TASK TO COMPLETE
All of the records below need to be copied exactly.

-- Start RECORDS FOR THE TASK --

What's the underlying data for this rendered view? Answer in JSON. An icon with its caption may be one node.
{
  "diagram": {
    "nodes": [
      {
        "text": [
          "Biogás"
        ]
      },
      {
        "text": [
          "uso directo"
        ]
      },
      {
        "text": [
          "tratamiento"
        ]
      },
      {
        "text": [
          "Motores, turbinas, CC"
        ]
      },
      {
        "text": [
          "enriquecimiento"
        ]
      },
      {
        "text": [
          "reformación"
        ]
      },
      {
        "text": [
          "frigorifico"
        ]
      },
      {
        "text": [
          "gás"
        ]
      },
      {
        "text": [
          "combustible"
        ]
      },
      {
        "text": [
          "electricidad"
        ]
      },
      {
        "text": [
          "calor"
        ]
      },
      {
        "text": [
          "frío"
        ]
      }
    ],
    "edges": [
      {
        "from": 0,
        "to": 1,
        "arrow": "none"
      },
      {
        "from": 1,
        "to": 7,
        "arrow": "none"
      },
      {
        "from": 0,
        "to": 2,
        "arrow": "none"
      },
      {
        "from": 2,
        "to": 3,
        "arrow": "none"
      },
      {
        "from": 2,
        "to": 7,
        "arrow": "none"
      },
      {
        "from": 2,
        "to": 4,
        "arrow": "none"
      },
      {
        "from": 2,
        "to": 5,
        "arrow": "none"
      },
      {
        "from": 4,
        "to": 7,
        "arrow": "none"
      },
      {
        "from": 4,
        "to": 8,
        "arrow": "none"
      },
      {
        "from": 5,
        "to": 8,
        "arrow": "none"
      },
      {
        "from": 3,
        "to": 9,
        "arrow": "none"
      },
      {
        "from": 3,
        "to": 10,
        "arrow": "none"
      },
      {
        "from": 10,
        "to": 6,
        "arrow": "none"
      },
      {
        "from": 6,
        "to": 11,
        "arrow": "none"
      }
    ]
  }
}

-- End RECORDS FOR THE TASK --

ANSWER TO THIS PROBLEM
What's the underlying data for this rendered view? Answer in JSON. An icon with its caption may be one node.
{
  "diagram": {
    "nodes": [
      {
        "text": [
          "Biogás"
        ]
      },
      {
        "text": [
          "uso directo"
        ]
      },
      {
        "text": [
          "tratamiento"
        ]
      },
      {
        "text": [
          "Motores, turbinas, CC"
        ]
      },
      {
        "text": [
          "enriquecimiento"
        ]
      },
      {
        "text": [
          "reformación"
        ]
      },
      {
        "text": [
          "frigorifico"
        ]
      },
      {
        "text": [
          "gás"
        ]
      },
      {
        "text": [
          "combustible"
        ]
      },
      {
        "text": [
          "electricidad"
        ]
      },
      {
        "text": [
          "calor"
        ]
      },
      {
        "text": [
          "frío"
        ]
      }
    ],
    "edges": [
      {
        "from": 0,
        "to": 1,
        "arrow": "none"
      },
      {
        "from": 1,
        "to": 7,
        "arrow": "none"
      },
      {
        "from": 0,
        "to": 2,
        "arrow": "none"
      },
      {
        "from": 2,
        "to": 3,
        "arrow": "none"
      },
      {
        "from": 2,
        "to": 7,
        "arrow": "none"
      },
      {
        "from": 2,
        "to": 4,
        "arrow": "none"
      },
      {
        "from": 2,
        "to": 5,
        "arrow": "none"
      },
      {
        "from": 4,
        "to": 7,
        "arrow": "none"
      },
      {
        "from": 4,
        "to": 8,
        "arrow": "none"
      },
      {
        "from": 5,
        "to": 8,
        "arrow": "none"
      },
      {
        "from": 3,
        "to": 9,
        "arrow": "none"
      },
      {
        "from": 3,
        "to": 10,
        "arrow": "none"
      },
      {
        "from": 10,
        "to": 6,
        "arrow": "none"
      },
      {
        "from": 6,
        "to": 11,
        "arrow": "none"
      }
    ]
  }
}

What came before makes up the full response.